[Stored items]
[START]

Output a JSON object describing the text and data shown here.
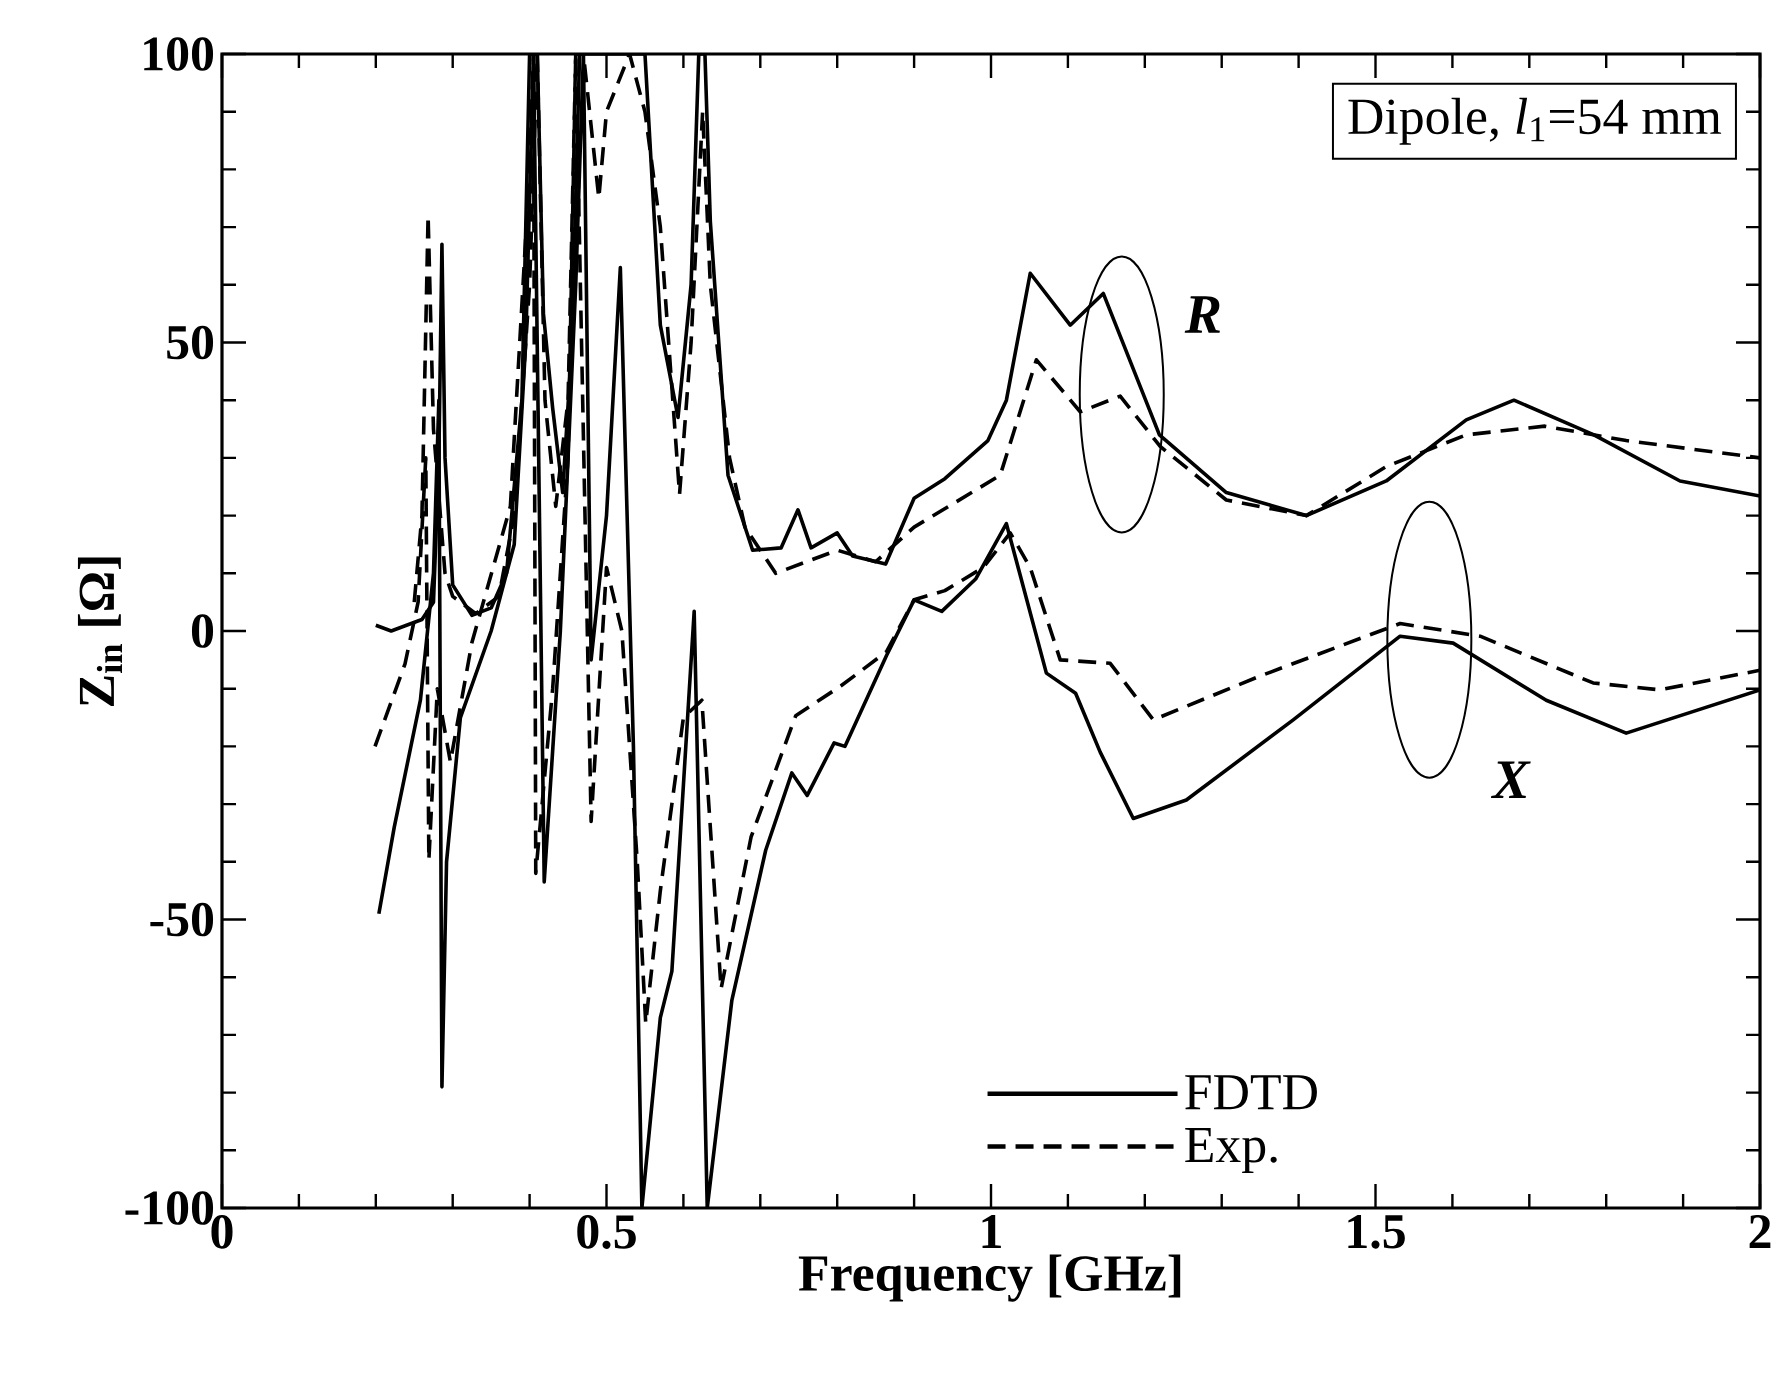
{
  "chart_data": {
    "type": "line",
    "xlabel": "Frequency [GHz]",
    "ylabel": "Z$_{in}$  [Ω]",
    "xlim": [
      0,
      2
    ],
    "ylim": [
      -100,
      100
    ],
    "xticks": [
      0,
      {
        "value": 0.1,
        "label": null
      },
      {
        "value": 0.2,
        "label": null
      },
      {
        "value": 0.3,
        "label": null
      },
      {
        "value": 0.4,
        "label": null
      },
      0.5,
      {
        "value": 0.6,
        "label": null
      },
      {
        "value": 0.7,
        "label": null
      },
      {
        "value": 0.8,
        "label": null
      },
      {
        "value": 0.9,
        "label": null
      },
      1,
      {
        "value": 1.1,
        "label": null
      },
      {
        "value": 1.2,
        "label": null
      },
      {
        "value": 1.3,
        "label": null
      },
      {
        "value": 1.4,
        "label": null
      },
      1.5,
      {
        "value": 1.6,
        "label": null
      },
      {
        "value": 1.7,
        "label": null
      },
      {
        "value": 1.8,
        "label": null
      },
      {
        "value": 1.9,
        "label": null
      },
      2
    ],
    "yticks": [
      -100,
      {
        "value": -90,
        "label": null
      },
      {
        "value": -80,
        "label": null
      },
      {
        "value": -70,
        "label": null
      },
      {
        "value": -60,
        "label": null
      },
      -50,
      {
        "value": -40,
        "label": null
      },
      {
        "value": -30,
        "label": null
      },
      {
        "value": -20,
        "label": null
      },
      {
        "value": -10,
        "label": null
      },
      0,
      {
        "value": 10,
        "label": null
      },
      {
        "value": 20,
        "label": null
      },
      {
        "value": 30,
        "label": null
      },
      {
        "value": 40,
        "label": null
      },
      50,
      {
        "value": 60,
        "label": null
      },
      {
        "value": 70,
        "label": null
      },
      {
        "value": 80,
        "label": null
      },
      {
        "value": 90,
        "label": null
      },
      100
    ],
    "legend": "bottom right",
    "grid": false,
    "marker": "none",
    "annotations": [
      "Dipole, *l*$_{1}$=54 mm",
      {
        "text": "R",
        "x": 1.17,
        "y": 41
      },
      {
        "text": "X",
        "x": 1.57,
        "y": -1.5
      }
    ],
    "series": [
      {
        "name": "FDTD",
        "color": "#000000",
        "line_style": "solid",
        "x": [
          0.2,
          0.22,
          0.24,
          0.26,
          0.275,
          0.282,
          0.286,
          0.29,
          0.3,
          0.325,
          0.35,
          0.37,
          0.39,
          0.4,
          0.41,
          0.418,
          0.43,
          0.443,
          0.455,
          0.465,
          0.5,
          0.55,
          0.57,
          0.593,
          0.61,
          0.62,
          0.628,
          0.635,
          0.658,
          0.69,
          0.727,
          0.749,
          0.766,
          0.8,
          0.82,
          0.863,
          0.9,
          0.94,
          0.996,
          1.02,
          1.051,
          1.103,
          1.146,
          1.219,
          1.306,
          1.41,
          1.514,
          1.618,
          1.68,
          1.784,
          1.896,
          2.0
        ],
        "values": [
          1,
          0,
          1,
          2,
          5,
          30,
          67,
          30,
          8,
          2.7,
          4,
          10,
          40,
          100,
          100,
          55,
          38.6,
          24,
          50,
          100,
          100,
          100,
          53,
          37,
          60,
          100,
          100,
          71,
          27,
          14,
          14.4,
          21,
          14.4,
          17,
          13,
          11.6,
          23,
          26.4,
          33,
          40,
          62,
          53,
          58.5,
          34,
          24,
          20,
          26,
          36.6,
          40,
          34,
          26,
          23.4
        ]
      },
      {
        "name": "Exp.",
        "color": "#000000",
        "line_style": "dashed",
        "x": [
          0.25,
          0.26,
          0.268,
          0.275,
          0.29,
          0.3,
          0.33,
          0.36,
          0.38,
          0.4,
          0.41,
          0.42,
          0.434,
          0.45,
          0.46,
          0.47,
          0.49,
          0.5,
          0.53,
          0.55,
          0.57,
          0.595,
          0.61,
          0.625,
          0.635,
          0.66,
          0.68,
          0.72,
          0.76,
          0.8,
          0.85,
          0.9,
          0.95,
          1.012,
          1.059,
          1.116,
          1.168,
          1.22,
          1.306,
          1.41,
          1.514,
          1.618,
          1.72,
          1.826,
          2.0
        ],
        "values": [
          5,
          20,
          72,
          35,
          10,
          6,
          3,
          6,
          20,
          60,
          100,
          40,
          21.6,
          40,
          100,
          100,
          75,
          90,
          100,
          90,
          70,
          23.7,
          50,
          90,
          60,
          30,
          18,
          10,
          12,
          14,
          12,
          18,
          22,
          27,
          47,
          38,
          40.7,
          32,
          22.7,
          20,
          28.5,
          34,
          35.5,
          33,
          30
        ]
      },
      {
        "color": "#000000",
        "line_style": "solid",
        "x": [
          0.204,
          0.224,
          0.258,
          0.275,
          0.282,
          0.286,
          0.292,
          0.31,
          0.35,
          0.38,
          0.395,
          0.405,
          0.419,
          0.44,
          0.46,
          0.47,
          0.48,
          0.5,
          0.518,
          0.535,
          0.546,
          0.57,
          0.585,
          0.614,
          0.631,
          0.663,
          0.707,
          0.741,
          0.761,
          0.796,
          0.81,
          0.864,
          0.9,
          0.936,
          0.98,
          1.02,
          1.072,
          1.11,
          1.142,
          1.185,
          1.254,
          1.393,
          1.532,
          1.601,
          1.722,
          1.826,
          2.0
        ],
        "values": [
          -49,
          -34,
          -12,
          10,
          40,
          -79,
          -40,
          -15,
          0,
          15,
          50,
          100,
          -43.5,
          0,
          60,
          100,
          -5,
          20,
          63,
          -20,
          -100,
          -67,
          -59,
          3.4,
          -100,
          -64,
          -38,
          -24.6,
          -28.5,
          -19.4,
          -20,
          -4.3,
          5.4,
          3.4,
          9,
          18.6,
          -7.3,
          -10.8,
          -21,
          -32.5,
          -29.3,
          -15.4,
          -0.9,
          -2.1,
          -12,
          -17.7,
          -10.2
        ]
      },
      {
        "color": "#000000",
        "line_style": "dashed",
        "x": [
          0.199,
          0.238,
          0.255,
          0.265,
          0.269,
          0.28,
          0.297,
          0.325,
          0.375,
          0.4,
          0.405,
          0.408,
          0.43,
          0.45,
          0.46,
          0.48,
          0.5,
          0.52,
          0.54,
          0.551,
          0.57,
          0.6,
          0.624,
          0.649,
          0.688,
          0.746,
          0.805,
          0.864,
          0.9,
          0.94,
          0.99,
          1.025,
          1.051,
          1.09,
          1.155,
          1.211,
          1.35,
          1.532,
          1.636,
          1.783,
          1.87,
          2.0
        ],
        "values": [
          -20,
          -5.7,
          5,
          30,
          -39.7,
          -10,
          -22.7,
          -2,
          21.6,
          80,
          100,
          -42,
          -10,
          30,
          100,
          -33,
          11,
          0,
          -40,
          -68,
          -45,
          -15,
          -12,
          -62,
          -35.7,
          -14.7,
          -9.5,
          -3.6,
          5.4,
          7,
          11,
          17,
          11,
          -5,
          -5.6,
          -15.4,
          -7.8,
          1.3,
          -0.9,
          -9,
          -10.2,
          -6.8
        ]
      }
    ]
  }
}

[END]

[YOUR TASK] Omit the pictures and output all of the other material exactly.

[EXPECTED OUTPUT]
Output a JSON object describing the text and data shown here.
{
  "chart_data": {
    "type": "line",
    "xlabel": "Frequency [GHz]",
    "ylabel": "Z$_{in}$  [Ω]",
    "xlim": [
      0,
      2
    ],
    "ylim": [
      -100,
      100
    ],
    "xticks": [
      0,
      {
        "value": 0.1,
        "label": null
      },
      {
        "value": 0.2,
        "label": null
      },
      {
        "value": 0.3,
        "label": null
      },
      {
        "value": 0.4,
        "label": null
      },
      0.5,
      {
        "value": 0.6,
        "label": null
      },
      {
        "value": 0.7,
        "label": null
      },
      {
        "value": 0.8,
        "label": null
      },
      {
        "value": 0.9,
        "label": null
      },
      1,
      {
        "value": 1.1,
        "label": null
      },
      {
        "value": 1.2,
        "label": null
      },
      {
        "value": 1.3,
        "label": null
      },
      {
        "value": 1.4,
        "label": null
      },
      1.5,
      {
        "value": 1.6,
        "label": null
      },
      {
        "value": 1.7,
        "label": null
      },
      {
        "value": 1.8,
        "label": null
      },
      {
        "value": 1.9,
        "label": null
      },
      2
    ],
    "yticks": [
      -100,
      {
        "value": -90,
        "label": null
      },
      {
        "value": -80,
        "label": null
      },
      {
        "value": -70,
        "label": null
      },
      {
        "value": -60,
        "label": null
      },
      -50,
      {
        "value": -40,
        "label": null
      },
      {
        "value": -30,
        "label": null
      },
      {
        "value": -20,
        "label": null
      },
      {
        "value": -10,
        "label": null
      },
      0,
      {
        "value": 10,
        "label": null
      },
      {
        "value": 20,
        "label": null
      },
      {
        "value": 30,
        "label": null
      },
      {
        "value": 40,
        "label": null
      },
      50,
      {
        "value": 60,
        "label": null
      },
      {
        "value": 70,
        "label": null
      },
      {
        "value": 80,
        "label": null
      },
      {
        "value": 90,
        "label": null
      },
      100
    ],
    "legend": "bottom right",
    "grid": false,
    "marker": "none",
    "annotations": [
      "Dipole, *l*$_{1}$=54 mm",
      {
        "text": "R",
        "x": 1.17,
        "y": 41
      },
      {
        "text": "X",
        "x": 1.57,
        "y": -1.5
      }
    ],
    "series": [
      {
        "name": "FDTD",
        "color": "#000000",
        "line_style": "solid",
        "x": [
          0.2,
          0.22,
          0.24,
          0.26,
          0.275,
          0.282,
          0.286,
          0.29,
          0.3,
          0.325,
          0.35,
          0.37,
          0.39,
          0.4,
          0.41,
          0.418,
          0.43,
          0.443,
          0.455,
          0.465,
          0.5,
          0.55,
          0.57,
          0.593,
          0.61,
          0.62,
          0.628,
          0.635,
          0.658,
          0.69,
          0.727,
          0.749,
          0.766,
          0.8,
          0.82,
          0.863,
          0.9,
          0.94,
          0.996,
          1.02,
          1.051,
          1.103,
          1.146,
          1.219,
          1.306,
          1.41,
          1.514,
          1.618,
          1.68,
          1.784,
          1.896,
          2.0
        ],
        "values": [
          1,
          0,
          1,
          2,
          5,
          30,
          67,
          30,
          8,
          2.7,
          4,
          10,
          40,
          100,
          100,
          55,
          38.6,
          24,
          50,
          100,
          100,
          100,
          53,
          37,
          60,
          100,
          100,
          71,
          27,
          14,
          14.4,
          21,
          14.4,
          17,
          13,
          11.6,
          23,
          26.4,
          33,
          40,
          62,
          53,
          58.5,
          34,
          24,
          20,
          26,
          36.6,
          40,
          34,
          26,
          23.4
        ]
      },
      {
        "name": "Exp.",
        "color": "#000000",
        "line_style": "dashed",
        "x": [
          0.25,
          0.26,
          0.268,
          0.275,
          0.29,
          0.3,
          0.33,
          0.36,
          0.38,
          0.4,
          0.41,
          0.42,
          0.434,
          0.45,
          0.46,
          0.47,
          0.49,
          0.5,
          0.53,
          0.55,
          0.57,
          0.595,
          0.61,
          0.625,
          0.635,
          0.66,
          0.68,
          0.72,
          0.76,
          0.8,
          0.85,
          0.9,
          0.95,
          1.012,
          1.059,
          1.116,
          1.168,
          1.22,
          1.306,
          1.41,
          1.514,
          1.618,
          1.72,
          1.826,
          2.0
        ],
        "values": [
          5,
          20,
          72,
          35,
          10,
          6,
          3,
          6,
          20,
          60,
          100,
          40,
          21.6,
          40,
          100,
          100,
          75,
          90,
          100,
          90,
          70,
          23.7,
          50,
          90,
          60,
          30,
          18,
          10,
          12,
          14,
          12,
          18,
          22,
          27,
          47,
          38,
          40.7,
          32,
          22.7,
          20,
          28.5,
          34,
          35.5,
          33,
          30
        ]
      },
      {
        "color": "#000000",
        "line_style": "solid",
        "x": [
          0.204,
          0.224,
          0.258,
          0.275,
          0.282,
          0.286,
          0.292,
          0.31,
          0.35,
          0.38,
          0.395,
          0.405,
          0.419,
          0.44,
          0.46,
          0.47,
          0.48,
          0.5,
          0.518,
          0.535,
          0.546,
          0.57,
          0.585,
          0.614,
          0.631,
          0.663,
          0.707,
          0.741,
          0.761,
          0.796,
          0.81,
          0.864,
          0.9,
          0.936,
          0.98,
          1.02,
          1.072,
          1.11,
          1.142,
          1.185,
          1.254,
          1.393,
          1.532,
          1.601,
          1.722,
          1.826,
          2.0
        ],
        "values": [
          -49,
          -34,
          -12,
          10,
          40,
          -79,
          -40,
          -15,
          0,
          15,
          50,
          100,
          -43.5,
          0,
          60,
          100,
          -5,
          20,
          63,
          -20,
          -100,
          -67,
          -59,
          3.4,
          -100,
          -64,
          -38,
          -24.6,
          -28.5,
          -19.4,
          -20,
          -4.3,
          5.4,
          3.4,
          9,
          18.6,
          -7.3,
          -10.8,
          -21,
          -32.5,
          -29.3,
          -15.4,
          -0.9,
          -2.1,
          -12,
          -17.7,
          -10.2
        ]
      },
      {
        "color": "#000000",
        "line_style": "dashed",
        "x": [
          0.199,
          0.238,
          0.255,
          0.265,
          0.269,
          0.28,
          0.297,
          0.325,
          0.375,
          0.4,
          0.405,
          0.408,
          0.43,
          0.45,
          0.46,
          0.48,
          0.5,
          0.52,
          0.54,
          0.551,
          0.57,
          0.6,
          0.624,
          0.649,
          0.688,
          0.746,
          0.805,
          0.864,
          0.9,
          0.94,
          0.99,
          1.025,
          1.051,
          1.09,
          1.155,
          1.211,
          1.35,
          1.532,
          1.636,
          1.783,
          1.87,
          2.0
        ],
        "values": [
          -20,
          -5.7,
          5,
          30,
          -39.7,
          -10,
          -22.7,
          -2,
          21.6,
          80,
          100,
          -42,
          -10,
          30,
          100,
          -33,
          11,
          0,
          -40,
          -68,
          -45,
          -15,
          -12,
          -62,
          -35.7,
          -14.7,
          -9.5,
          -3.6,
          5.4,
          7,
          11,
          17,
          11,
          -5,
          -5.6,
          -15.4,
          -7.8,
          1.3,
          -0.9,
          -9,
          -10.2,
          -6.8
        ]
      }
    ]
  }
}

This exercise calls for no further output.